§ WHAT YOU ARE ASKED TO DO
Only lines holding the string "this" are wanted; copy each one from the material.

Recorded data
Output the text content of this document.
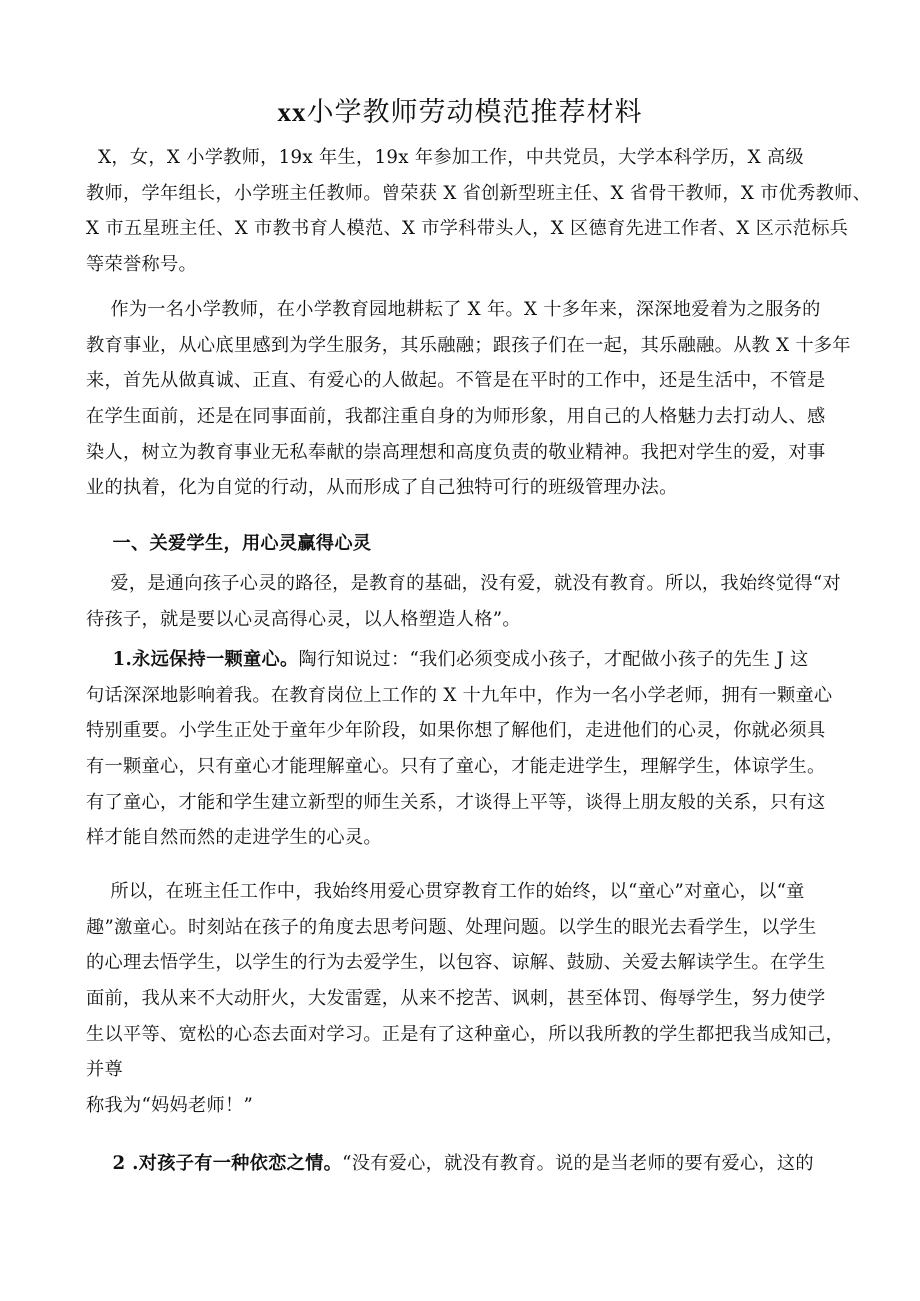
xx小学教师劳动模范推荐材料
X，女，X 小学教师，19x 年生，19x 年参加工作，中共党员，大学本科学历，X 高级
教师，学年组长，小学班主任教师。曾荣获 X 省创新型班主任、X 省骨干教师，X 市优秀教师、
X 市五星班主任、X 市教书育人模范、X 市学科带头人，X 区德育先进工作者、X 区示范标兵
等荣誉称号。
作为一名小学教师，在小学教育园地耕耘了 X 年。X 十多年来，深深地爱着为之服务的
教育事业，从心底里感到为学生服务，其乐融融；跟孩子们在一起，其乐融融。从教 X 十多年
来，首先从做真诚、正直、有爱心的人做起。不管是在平时的工作中，还是生活中，不管是
在学生面前，还是在同事面前，我都注重自身的为师形象，用自己的人格魅力去打动人、感
染人，树立为教育事业无私奉献的崇高理想和高度负责的敬业精神。我把对学生的爱，对事
业的执着，化为自觉的行动，从而形成了自己独特可行的班级管理办法。
一、关爱学生，用心灵赢得心灵
爱，是通向孩子心灵的路径，是教育的基础，没有爱，就没有教育。所以，我始终觉得“对
待孩子，就是要以心灵高得心灵，以人格塑造人格”。
1.永远保持一颗童心。陶行知说过：“我们必须变成小孩子，才配做小孩子的先生 J 这
句话深深地影响着我。在教育岗位上工作的 X 十九年中，作为一名小学老师，拥有一颗童心
特别重要。小学生正处于童年少年阶段，如果你想了解他们，走进他们的心灵，你就必须具
有一颗童心，只有童心才能理解童心。只有了童心，才能走进学生，理解学生，体谅学生。
有了童心，才能和学生建立新型的师生关系，才谈得上平等，谈得上朋友般的关系，只有这
样才能自然而然的走进学生的心灵。
所以，在班主任工作中，我始终用爱心贯穿教育工作的始终，以“童心”对童心，以“童
趣”激童心。时刻站在孩子的角度去思考问题、处理问题。以学生的眼光去看学生，以学生
的心理去悟学生，以学生的行为去爱学生，以包容、谅解、鼓励、关爱去解读学生。在学生
面前，我从来不大动肝火，大发雷霆，从来不挖苦、讽刺，甚至体罚、侮辱学生，努力使学
生以平等、宽松的心态去面对学习。正是有了这种童心，所以我所教的学生都把我当成知己，
并尊
称我为“妈妈老师！”
2 .对孩子有一种依恋之情。“没有爱心，就没有教育。说的是当老师的要有爱心，这的
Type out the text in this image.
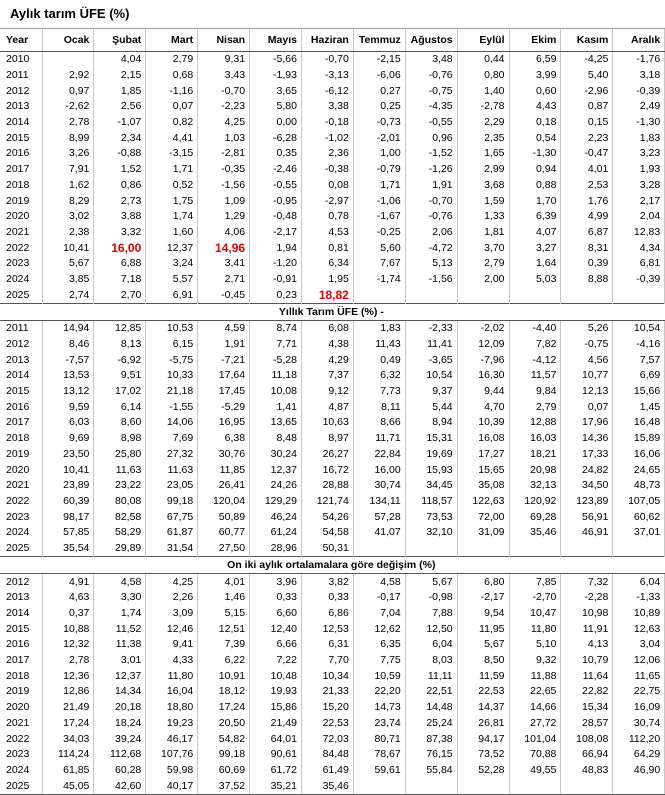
Aylık tarım ÜFE (%)
Year	Ocak	Şubat	Mart	Nisan	Mayıs	Haziran	Temmuz	Ağustos	Eylül	Ekim	Kasım	Aralık
2010		4,04	2,79	9,31	-5,66	-0,70	-2,15	3,48	0,44	6,59	-4,25	-1,76
2011	2,92	2,15	0,68	3,43	-1,93	-3,13	-6,06	-0,76	0,80	3,99	5,40	3,18
2012	0,97	1,85	-1,16	-0,70	3,65	-6,12	0,27	-0,75	1,40	0,60	-2,96	-0,39
2013	-2,62	2,56	0,07	-2,23	5,80	3,38	0,25	-4,35	-2,78	4,43	0,87	2,49
2014	2,78	-1,07	0,82	4,25	0,00	-0,18	-0,73	-0,55	2,29	0,18	0,15	-1,30
2015	8,99	2,34	4,41	1,03	-6,28	-1,02	-2,01	0,96	2,35	0,54	2,23	1,83
2016	3,26	-0,88	-3,15	-2,81	0,35	2,36	1,00	-1,52	1,65	-1,30	-0,47	3,23
2017	7,91	1,52	1,71	-0,35	-2,46	-0,38	-0,79	-1,26	2,99	0,94	4,01	1,93
2018	1,62	0,86	0,52	-1,56	-0,55	0,08	1,71	1,91	3,68	0,88	2,53	3,28
2019	8,29	2,73	1,75	1,09	-0,95	-2,97	-1,06	-0,70	1,59	1,70	1,76	2,17
2020	3,02	3,88	1,74	1,29	-0,48	0,78	-1,67	-0,76	1,33	6,39	4,99	2,04
2021	2,38	3,32	1,60	4,06	-2,17	4,53	-0,25	2,06	1,81	4,07	6,87	12,83
2022	10,41	16,00	12,37	14,96	1,94	0,81	5,60	-4,72	3,70	3,27	8,31	4,34
2023	5,67	6,88	3,24	3,41	-1,20	6,34	7,67	5,13	2,79	1,64	0,39	6,81
2024	3,85	7,18	5,57	2,71	-0,91	1,95	-1,74	-1,56	2,00	5,03	8,88	-0,39
2025	2,74	2,70	6,91	-0,45	0,23	18,82						
Yıllık Tarım ÜFE (%) -												
2011	14,94	12,85	10,53	4,59	8,74	6,08	1,83	-2,33	-2,02	-4,40	5,26	10,54
2012	8,46	8,13	6,15	1,91	7,71	4,38	11,43	11,41	12,09	7,82	-0,75	-4,16
2013	-7,57	-6,92	-5,75	-7,21	-5,28	4,29	0,49	-3,65	-7,96	-4,12	4,56	7,57
2014	13,53	9,51	10,33	17,64	11,18	7,37	6,32	10,54	16,30	11,57	10,77	6,69
2015	13,12	17,02	21,18	17,45	10,08	9,12	7,73	9,37	9,44	9,84	12,13	15,66
2016	9,59	6,14	-1,55	-5,29	1,41	4,87	8,11	5,44	4,70	2,79	0,07	1,45
2017	6,03	8,60	14,06	16,95	13,65	10,63	8,66	8,94	10,39	12,88	17,96	16,48
2018	9,69	8,98	7,69	6,38	8,48	8,97	11,71	15,31	16,08	16,03	14,36	15,89
2019	23,50	25,80	27,32	30,76	30,24	26,27	22,84	19,69	17,27	18,21	17,33	16,06
2020	10,41	11,63	11,63	11,85	12,37	16,72	16,00	15,93	15,65	20,98	24,82	24,65
2021	23,89	23,22	23,05	26,41	24,26	28,88	30,74	34,45	35,08	32,13	34,50	48,73
2022	60,39	80,08	99,18	120,04	129,29	121,74	134,11	118,57	122,63	120,92	123,89	107,05
2023	98,17	82,58	67,75	50,89	46,24	54,26	57,28	73,53	72,00	69,28	56,91	60,62
2024	57,85	58,29	61,87	60,77	61,24	54,58	41,07	32,10	31,09	35,46	46,91	37,01
2025	35,54	29,89	31,54	27,50	28,96	50,31						
On iki aylık ortalamalara göre değişim (%)												
2012	4,91	4,58	4,25	4,01	3,96	3,82	4,58	5,67	6,80	7,85	7,32	6,04
2013	4,63	3,30	2,26	1,46	0,33	0,33	-0,17	-0,98	-2,17	-2,70	-2,28	-1,33
2014	0,37	1,74	3,09	5,15	6,60	6,86	7,04	7,88	9,54	10,47	10,98	10,89
2015	10,88	11,52	12,46	12,51	12,40	12,53	12,62	12,50	11,95	11,80	11,91	12,63
2016	12,32	11,38	9,41	7,39	6,66	6,31	6,35	6,04	5,67	5,10	4,13	3,04
2017	2,78	3,01	4,33	6,22	7,22	7,70	7,75	8,03	8,50	9,32	10,79	12,06
2018	12,36	12,37	11,80	10,91	10,48	10,34	10,59	11,11	11,59	11,88	11,64	11,65
2019	12,86	14,34	16,04	18,12	19,93	21,33	22,20	22,51	22,53	22,65	22,82	22,75
2020	21,49	20,18	18,80	17,24	15,86	15,20	14,73	14,48	14,37	14,66	15,34	16,09
2021	17,24	18,24	19,23	20,50	21,49	22,53	23,74	25,24	26,81	27,72	28,57	30,74
2022	34,03	39,24	46,17	54,82	64,01	72,03	80,71	87,38	94,17	101,04	108,08	112,20
2023	114,24	112,68	107,76	99,18	90,61	84,48	78,67	76,15	73,52	70,88	66,94	64,29
2024	61,85	60,28	59,98	60,69	61,72	61,49	59,61	55,84	52,28	49,55	48,83	46,90
2025	45,05	42,60	40,17	37,52	35,21	35,46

§ WORKED ANSWER
Output the text content of this document.
Type out the text in this image.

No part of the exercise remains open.